▶ Records to process

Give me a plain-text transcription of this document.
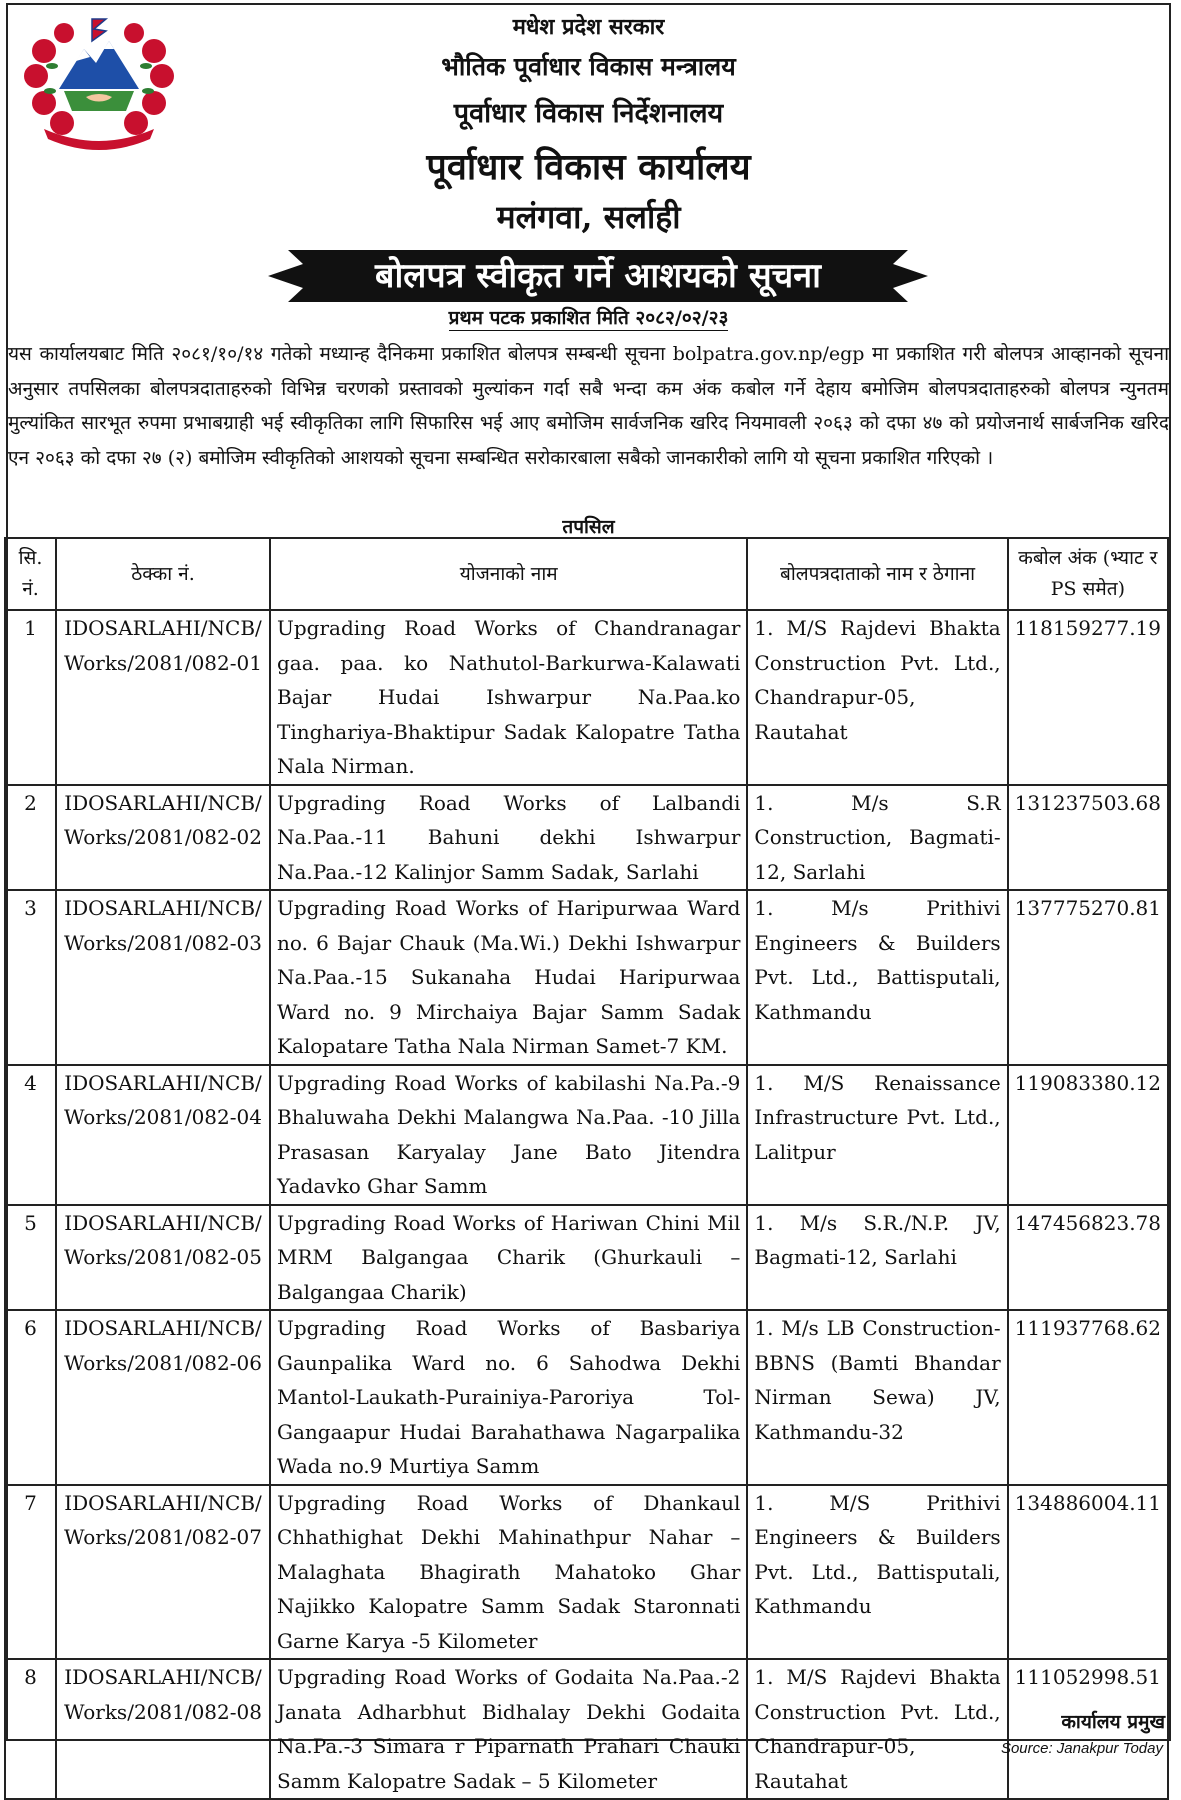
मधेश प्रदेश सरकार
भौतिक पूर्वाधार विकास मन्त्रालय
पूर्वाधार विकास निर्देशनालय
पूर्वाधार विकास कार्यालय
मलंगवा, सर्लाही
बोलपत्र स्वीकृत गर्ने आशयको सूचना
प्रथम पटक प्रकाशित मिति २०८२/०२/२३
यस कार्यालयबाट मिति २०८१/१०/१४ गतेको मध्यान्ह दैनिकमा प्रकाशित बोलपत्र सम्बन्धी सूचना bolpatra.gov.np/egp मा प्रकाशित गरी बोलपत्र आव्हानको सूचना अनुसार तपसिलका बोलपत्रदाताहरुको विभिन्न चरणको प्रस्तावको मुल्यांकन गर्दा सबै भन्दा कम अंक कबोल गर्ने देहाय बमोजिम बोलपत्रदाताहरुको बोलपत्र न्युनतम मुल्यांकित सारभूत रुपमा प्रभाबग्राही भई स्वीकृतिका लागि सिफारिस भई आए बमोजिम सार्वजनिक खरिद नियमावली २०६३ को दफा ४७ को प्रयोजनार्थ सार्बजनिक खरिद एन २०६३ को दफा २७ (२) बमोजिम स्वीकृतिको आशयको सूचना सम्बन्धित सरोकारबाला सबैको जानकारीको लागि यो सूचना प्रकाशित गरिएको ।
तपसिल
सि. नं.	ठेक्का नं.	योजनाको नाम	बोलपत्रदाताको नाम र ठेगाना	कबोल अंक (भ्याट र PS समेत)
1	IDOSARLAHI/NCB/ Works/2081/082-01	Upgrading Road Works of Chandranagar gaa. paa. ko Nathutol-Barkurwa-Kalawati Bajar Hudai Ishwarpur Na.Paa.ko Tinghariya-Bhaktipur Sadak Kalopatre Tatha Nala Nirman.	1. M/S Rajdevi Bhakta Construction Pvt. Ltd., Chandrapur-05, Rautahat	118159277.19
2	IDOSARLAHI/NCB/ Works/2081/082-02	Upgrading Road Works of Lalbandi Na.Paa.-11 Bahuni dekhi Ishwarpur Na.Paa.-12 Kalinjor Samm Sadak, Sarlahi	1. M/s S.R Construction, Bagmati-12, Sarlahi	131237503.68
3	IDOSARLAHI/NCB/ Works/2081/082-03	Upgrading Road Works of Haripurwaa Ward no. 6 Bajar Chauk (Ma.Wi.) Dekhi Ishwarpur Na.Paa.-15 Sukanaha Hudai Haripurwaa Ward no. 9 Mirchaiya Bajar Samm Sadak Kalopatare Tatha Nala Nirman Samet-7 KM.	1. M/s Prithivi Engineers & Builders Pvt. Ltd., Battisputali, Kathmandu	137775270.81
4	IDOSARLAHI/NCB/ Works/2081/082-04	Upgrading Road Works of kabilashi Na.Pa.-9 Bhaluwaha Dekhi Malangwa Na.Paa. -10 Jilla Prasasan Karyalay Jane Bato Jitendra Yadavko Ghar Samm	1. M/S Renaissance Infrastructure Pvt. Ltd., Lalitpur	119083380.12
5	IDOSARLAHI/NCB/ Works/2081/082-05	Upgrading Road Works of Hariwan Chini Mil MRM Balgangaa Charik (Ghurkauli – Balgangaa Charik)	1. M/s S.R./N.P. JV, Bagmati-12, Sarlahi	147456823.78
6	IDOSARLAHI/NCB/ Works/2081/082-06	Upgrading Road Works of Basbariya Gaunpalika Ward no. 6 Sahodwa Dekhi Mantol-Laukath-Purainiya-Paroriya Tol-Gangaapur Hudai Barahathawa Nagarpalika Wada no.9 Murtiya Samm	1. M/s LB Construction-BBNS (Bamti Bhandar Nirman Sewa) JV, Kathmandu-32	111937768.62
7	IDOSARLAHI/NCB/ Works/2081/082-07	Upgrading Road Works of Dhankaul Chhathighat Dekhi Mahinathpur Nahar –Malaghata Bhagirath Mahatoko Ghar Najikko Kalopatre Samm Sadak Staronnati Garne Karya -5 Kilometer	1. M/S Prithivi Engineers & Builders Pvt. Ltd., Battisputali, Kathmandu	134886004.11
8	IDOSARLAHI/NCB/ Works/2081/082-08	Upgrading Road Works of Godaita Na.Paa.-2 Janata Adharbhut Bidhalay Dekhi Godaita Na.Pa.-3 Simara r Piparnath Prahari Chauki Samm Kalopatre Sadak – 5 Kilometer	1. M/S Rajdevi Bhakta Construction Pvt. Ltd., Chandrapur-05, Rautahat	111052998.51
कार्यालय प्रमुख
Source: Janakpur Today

▶ Problem
Without the pictures, transcribe the listing above exactly.

▶ Answer to this problem
Give me a plain-text transcription of this document.
मधेश प्रदेश सरकार
भौतिक पूर्वाधार विकास मन्त्रालय
पूर्वाधार विकास निर्देशनालय
पूर्वाधार विकास कार्यालय
मलंगवा, सर्लाही
बोलपत्र स्वीकृत गर्ने आशयको सूचना
प्रथम पटक प्रकाशित मिति २०८२/०२/२३
यस कार्यालयबाट मिति २०८१/१०/१४ गतेको मध्यान्ह दैनिकमा प्रकाशित बोलपत्र सम्बन्धी सूचना bolpatra.gov.np/egp मा प्रकाशित गरी बोलपत्र आव्हानको सूचना अनुसार तपसिलका बोलपत्रदाताहरुको विभिन्न चरणको प्रस्तावको मुल्यांकन गर्दा सबै भन्दा कम अंक कबोल गर्ने देहाय बमोजिम बोलपत्रदाताहरुको बोलपत्र न्युनतम मुल्यांकित सारभूत रुपमा प्रभाबग्राही भई स्वीकृतिका लागि सिफारिस भई आए बमोजिम सार्वजनिक खरिद नियमावली २०६३ को दफा ४७ को प्रयोजनार्थ सार्बजनिक खरिद एन २०६३ को दफा २७ (२) बमोजिम स्वीकृतिको आशयको सूचना सम्बन्धित सरोकारबाला सबैको जानकारीको लागि यो सूचना प्रकाशित गरिएको ।
तपसिल
सि. नं.	ठेक्का नं.	योजनाको नाम	बोलपत्रदाताको नाम र ठेगाना	कबोल अंक (भ्याट र PS समेत)
1	IDOSARLAHI/NCB/ Works/2081/082-01	Upgrading Road Works of Chandranagar gaa. paa. ko Nathutol-Barkurwa-Kalawati Bajar Hudai Ishwarpur Na.Paa.ko Tinghariya-Bhaktipur Sadak Kalopatre Tatha Nala Nirman.	1. M/S Rajdevi Bhakta Construction Pvt. Ltd., Chandrapur-05, Rautahat	118159277.19
2	IDOSARLAHI/NCB/ Works/2081/082-02	Upgrading Road Works of Lalbandi Na.Paa.-11 Bahuni dekhi Ishwarpur Na.Paa.-12 Kalinjor Samm Sadak, Sarlahi	1. M/s S.R Construction, Bagmati-12, Sarlahi	131237503.68
3	IDOSARLAHI/NCB/ Works/2081/082-03	Upgrading Road Works of Haripurwaa Ward no. 6 Bajar Chauk (Ma.Wi.) Dekhi Ishwarpur Na.Paa.-15 Sukanaha Hudai Haripurwaa Ward no. 9 Mirchaiya Bajar Samm Sadak Kalopatare Tatha Nala Nirman Samet-7 KM.	1. M/s Prithivi Engineers & Builders Pvt. Ltd., Battisputali, Kathmandu	137775270.81
4	IDOSARLAHI/NCB/ Works/2081/082-04	Upgrading Road Works of kabilashi Na.Pa.-9 Bhaluwaha Dekhi Malangwa Na.Paa. -10 Jilla Prasasan Karyalay Jane Bato Jitendra Yadavko Ghar Samm	1. M/S Renaissance Infrastructure Pvt. Ltd., Lalitpur	119083380.12
5	IDOSARLAHI/NCB/ Works/2081/082-05	Upgrading Road Works of Hariwan Chini Mil MRM Balgangaa Charik (Ghurkauli – Balgangaa Charik)	1. M/s S.R./N.P. JV, Bagmati-12, Sarlahi	147456823.78
6	IDOSARLAHI/NCB/ Works/2081/082-06	Upgrading Road Works of Basbariya Gaunpalika Ward no. 6 Sahodwa Dekhi Mantol-Laukath-Purainiya-Paroriya Tol-Gangaapur Hudai Barahathawa Nagarpalika Wada no.9 Murtiya Samm	1. M/s LB Construction-BBNS (Bamti Bhandar Nirman Sewa) JV, Kathmandu-32	111937768.62
7	IDOSARLAHI/NCB/ Works/2081/082-07	Upgrading Road Works of Dhankaul Chhathighat Dekhi Mahinathpur Nahar –Malaghata Bhagirath Mahatoko Ghar Najikko Kalopatre Samm Sadak Staronnati Garne Karya -5 Kilometer	1. M/S Prithivi Engineers & Builders Pvt. Ltd., Battisputali, Kathmandu	134886004.11
8	IDOSARLAHI/NCB/ Works/2081/082-08	Upgrading Road Works of Godaita Na.Paa.-2 Janata Adharbhut Bidhalay Dekhi Godaita Na.Pa.-3 Simara r Piparnath Prahari Chauki Samm Kalopatre Sadak – 5 Kilometer	1. M/S Rajdevi Bhakta Construction Pvt. Ltd., Chandrapur-05, Rautahat	111052998.51
कार्यालय प्रमुख
Source: Janakpur Today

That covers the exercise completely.